## Problem
Extract, from the listing that follows, each line containing the word "μέντοι".

** BEGIN Available data **

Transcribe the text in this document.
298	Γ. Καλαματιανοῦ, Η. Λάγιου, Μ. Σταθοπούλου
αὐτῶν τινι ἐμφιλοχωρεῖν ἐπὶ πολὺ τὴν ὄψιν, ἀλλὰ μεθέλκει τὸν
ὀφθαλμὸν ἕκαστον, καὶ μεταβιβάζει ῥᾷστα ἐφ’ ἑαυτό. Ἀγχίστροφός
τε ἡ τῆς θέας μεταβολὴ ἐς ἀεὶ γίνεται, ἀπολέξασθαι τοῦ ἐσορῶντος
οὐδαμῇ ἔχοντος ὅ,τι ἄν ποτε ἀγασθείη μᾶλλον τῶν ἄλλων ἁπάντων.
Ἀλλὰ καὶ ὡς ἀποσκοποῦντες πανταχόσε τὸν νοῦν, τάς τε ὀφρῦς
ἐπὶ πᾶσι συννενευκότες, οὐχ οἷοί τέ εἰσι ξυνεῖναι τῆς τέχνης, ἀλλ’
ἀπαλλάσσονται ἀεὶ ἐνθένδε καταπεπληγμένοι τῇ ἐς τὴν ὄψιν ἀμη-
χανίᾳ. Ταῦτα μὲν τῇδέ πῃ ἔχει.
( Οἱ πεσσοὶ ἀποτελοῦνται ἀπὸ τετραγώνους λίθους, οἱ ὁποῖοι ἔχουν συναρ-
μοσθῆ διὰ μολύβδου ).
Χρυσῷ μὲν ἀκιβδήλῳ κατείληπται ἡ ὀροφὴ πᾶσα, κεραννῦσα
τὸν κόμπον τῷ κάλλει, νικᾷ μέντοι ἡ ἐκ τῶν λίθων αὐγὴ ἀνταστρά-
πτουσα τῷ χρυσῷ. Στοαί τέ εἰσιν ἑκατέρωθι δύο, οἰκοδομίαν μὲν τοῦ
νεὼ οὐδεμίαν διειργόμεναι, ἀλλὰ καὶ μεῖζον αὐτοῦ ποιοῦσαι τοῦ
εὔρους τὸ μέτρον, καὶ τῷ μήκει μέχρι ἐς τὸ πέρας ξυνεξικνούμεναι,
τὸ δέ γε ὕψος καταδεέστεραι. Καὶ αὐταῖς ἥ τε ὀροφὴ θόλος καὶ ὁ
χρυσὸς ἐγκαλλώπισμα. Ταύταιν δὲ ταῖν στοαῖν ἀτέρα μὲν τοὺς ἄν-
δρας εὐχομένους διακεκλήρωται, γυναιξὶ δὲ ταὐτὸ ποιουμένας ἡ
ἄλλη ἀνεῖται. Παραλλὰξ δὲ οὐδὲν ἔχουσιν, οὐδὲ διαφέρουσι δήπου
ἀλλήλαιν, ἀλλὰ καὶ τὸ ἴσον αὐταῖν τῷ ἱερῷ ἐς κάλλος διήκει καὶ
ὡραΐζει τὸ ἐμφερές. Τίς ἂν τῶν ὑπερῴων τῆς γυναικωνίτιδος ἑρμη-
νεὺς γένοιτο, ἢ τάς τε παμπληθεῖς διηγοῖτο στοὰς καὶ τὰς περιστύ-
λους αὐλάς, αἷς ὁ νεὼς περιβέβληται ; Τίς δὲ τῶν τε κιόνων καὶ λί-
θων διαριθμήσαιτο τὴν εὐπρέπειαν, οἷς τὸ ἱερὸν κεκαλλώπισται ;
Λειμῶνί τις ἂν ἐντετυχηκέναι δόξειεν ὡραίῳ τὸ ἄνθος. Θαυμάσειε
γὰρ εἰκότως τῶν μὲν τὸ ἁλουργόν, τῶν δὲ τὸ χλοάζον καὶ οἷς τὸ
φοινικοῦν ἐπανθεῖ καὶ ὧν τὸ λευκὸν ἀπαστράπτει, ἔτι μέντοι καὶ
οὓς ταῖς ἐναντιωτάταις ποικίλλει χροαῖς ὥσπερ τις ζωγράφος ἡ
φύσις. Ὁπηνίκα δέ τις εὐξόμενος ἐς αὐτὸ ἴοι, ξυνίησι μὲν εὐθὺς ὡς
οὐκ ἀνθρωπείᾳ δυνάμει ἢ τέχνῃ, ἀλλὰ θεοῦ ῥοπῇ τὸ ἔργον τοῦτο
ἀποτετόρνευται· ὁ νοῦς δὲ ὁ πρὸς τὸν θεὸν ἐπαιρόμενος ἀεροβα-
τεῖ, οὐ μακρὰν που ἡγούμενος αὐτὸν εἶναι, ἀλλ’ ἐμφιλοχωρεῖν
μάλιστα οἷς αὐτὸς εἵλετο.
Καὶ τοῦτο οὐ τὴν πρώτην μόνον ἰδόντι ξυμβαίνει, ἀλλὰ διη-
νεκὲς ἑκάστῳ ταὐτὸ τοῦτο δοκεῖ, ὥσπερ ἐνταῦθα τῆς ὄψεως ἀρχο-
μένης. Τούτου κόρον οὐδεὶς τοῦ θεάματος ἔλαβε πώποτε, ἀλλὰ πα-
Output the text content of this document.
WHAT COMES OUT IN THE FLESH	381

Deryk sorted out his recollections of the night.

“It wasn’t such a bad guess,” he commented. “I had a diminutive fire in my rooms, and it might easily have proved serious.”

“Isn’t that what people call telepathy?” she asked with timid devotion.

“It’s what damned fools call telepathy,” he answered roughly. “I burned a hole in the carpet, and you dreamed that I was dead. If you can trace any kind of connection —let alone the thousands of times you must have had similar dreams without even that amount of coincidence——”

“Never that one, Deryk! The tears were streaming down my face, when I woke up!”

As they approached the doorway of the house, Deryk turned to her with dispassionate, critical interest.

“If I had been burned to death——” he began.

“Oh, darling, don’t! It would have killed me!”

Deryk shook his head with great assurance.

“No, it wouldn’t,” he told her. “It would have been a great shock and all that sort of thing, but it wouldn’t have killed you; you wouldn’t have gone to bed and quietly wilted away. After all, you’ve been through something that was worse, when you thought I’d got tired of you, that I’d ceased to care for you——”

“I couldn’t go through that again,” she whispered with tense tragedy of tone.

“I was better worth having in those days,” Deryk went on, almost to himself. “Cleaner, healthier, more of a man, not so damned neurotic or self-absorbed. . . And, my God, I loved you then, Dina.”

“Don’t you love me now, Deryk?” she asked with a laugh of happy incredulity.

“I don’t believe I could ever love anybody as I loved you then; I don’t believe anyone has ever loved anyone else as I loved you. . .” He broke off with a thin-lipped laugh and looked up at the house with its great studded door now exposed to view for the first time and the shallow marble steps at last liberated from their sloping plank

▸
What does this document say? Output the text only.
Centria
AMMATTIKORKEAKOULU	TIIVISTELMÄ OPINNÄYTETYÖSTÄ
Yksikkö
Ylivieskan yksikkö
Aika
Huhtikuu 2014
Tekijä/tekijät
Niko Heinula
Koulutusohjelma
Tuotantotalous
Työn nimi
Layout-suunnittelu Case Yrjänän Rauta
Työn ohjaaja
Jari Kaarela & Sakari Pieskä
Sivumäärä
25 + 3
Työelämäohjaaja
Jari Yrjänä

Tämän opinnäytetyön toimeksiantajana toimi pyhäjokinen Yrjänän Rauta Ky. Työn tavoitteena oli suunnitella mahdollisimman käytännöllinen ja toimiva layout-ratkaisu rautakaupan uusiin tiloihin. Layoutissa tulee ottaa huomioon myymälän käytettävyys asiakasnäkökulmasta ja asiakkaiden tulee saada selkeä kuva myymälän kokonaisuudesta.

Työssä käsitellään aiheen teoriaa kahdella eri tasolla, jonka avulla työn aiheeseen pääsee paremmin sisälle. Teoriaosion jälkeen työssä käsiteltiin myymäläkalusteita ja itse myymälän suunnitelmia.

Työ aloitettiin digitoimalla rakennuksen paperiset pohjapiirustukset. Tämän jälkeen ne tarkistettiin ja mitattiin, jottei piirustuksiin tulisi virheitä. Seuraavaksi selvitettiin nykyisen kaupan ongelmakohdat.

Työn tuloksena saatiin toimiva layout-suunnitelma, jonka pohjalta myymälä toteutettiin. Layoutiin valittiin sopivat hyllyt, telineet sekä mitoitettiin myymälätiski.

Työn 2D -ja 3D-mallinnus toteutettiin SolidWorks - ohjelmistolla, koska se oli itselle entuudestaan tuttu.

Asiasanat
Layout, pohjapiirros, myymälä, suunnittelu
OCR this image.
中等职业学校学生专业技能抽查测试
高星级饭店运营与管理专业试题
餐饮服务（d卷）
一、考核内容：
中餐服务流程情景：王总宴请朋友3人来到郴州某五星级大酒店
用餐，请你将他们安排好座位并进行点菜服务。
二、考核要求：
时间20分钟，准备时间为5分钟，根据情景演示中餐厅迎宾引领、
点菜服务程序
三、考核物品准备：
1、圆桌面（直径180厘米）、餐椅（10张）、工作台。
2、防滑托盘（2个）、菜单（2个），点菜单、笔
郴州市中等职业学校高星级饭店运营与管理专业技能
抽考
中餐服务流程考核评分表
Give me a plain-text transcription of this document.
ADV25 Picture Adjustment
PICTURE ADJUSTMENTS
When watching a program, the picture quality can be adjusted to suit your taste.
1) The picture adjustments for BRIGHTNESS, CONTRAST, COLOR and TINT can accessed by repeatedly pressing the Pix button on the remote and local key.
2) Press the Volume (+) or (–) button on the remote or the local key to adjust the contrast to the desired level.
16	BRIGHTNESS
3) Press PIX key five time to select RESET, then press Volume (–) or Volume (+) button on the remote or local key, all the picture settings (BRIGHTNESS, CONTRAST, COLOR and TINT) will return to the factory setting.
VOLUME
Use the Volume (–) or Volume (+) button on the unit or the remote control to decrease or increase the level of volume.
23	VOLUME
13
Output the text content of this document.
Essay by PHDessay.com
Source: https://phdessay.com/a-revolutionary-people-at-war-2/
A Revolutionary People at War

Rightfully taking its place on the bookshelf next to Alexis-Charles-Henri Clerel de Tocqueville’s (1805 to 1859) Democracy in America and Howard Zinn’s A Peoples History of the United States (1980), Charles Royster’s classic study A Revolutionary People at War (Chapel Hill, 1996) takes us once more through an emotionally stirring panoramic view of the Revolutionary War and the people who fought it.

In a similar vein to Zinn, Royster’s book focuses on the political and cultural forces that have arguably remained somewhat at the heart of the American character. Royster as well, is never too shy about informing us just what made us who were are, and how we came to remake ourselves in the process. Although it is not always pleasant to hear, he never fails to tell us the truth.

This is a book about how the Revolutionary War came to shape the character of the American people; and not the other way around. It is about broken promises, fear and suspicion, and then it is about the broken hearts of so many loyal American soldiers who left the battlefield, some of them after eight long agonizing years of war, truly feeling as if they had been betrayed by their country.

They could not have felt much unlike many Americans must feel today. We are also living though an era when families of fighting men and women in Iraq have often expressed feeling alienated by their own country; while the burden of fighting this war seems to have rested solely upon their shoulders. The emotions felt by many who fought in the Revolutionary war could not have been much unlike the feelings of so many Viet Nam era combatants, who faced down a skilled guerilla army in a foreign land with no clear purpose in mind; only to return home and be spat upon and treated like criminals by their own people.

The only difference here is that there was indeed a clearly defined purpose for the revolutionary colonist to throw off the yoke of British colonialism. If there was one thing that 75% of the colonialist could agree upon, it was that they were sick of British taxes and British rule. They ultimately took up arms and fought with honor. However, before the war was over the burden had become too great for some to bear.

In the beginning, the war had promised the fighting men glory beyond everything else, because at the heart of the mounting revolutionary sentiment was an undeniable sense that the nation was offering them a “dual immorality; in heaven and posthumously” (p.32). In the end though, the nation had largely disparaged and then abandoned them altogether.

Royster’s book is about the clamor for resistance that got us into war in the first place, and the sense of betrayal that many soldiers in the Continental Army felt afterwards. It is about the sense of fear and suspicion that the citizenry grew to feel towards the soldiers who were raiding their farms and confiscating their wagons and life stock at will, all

** END Available data **

## Finished answer
τὸν κόμπον τῷ κάλλει, νικᾷ μέντοι ἡ ἐκ τῶν λίθων αὐγὴ ἀνταστρά-
φοινικοῦν ἐπανθεῖ καὶ ὧν τὸ λευκὸν ἀπαστράπτει, ἔτι μέντοι καὶ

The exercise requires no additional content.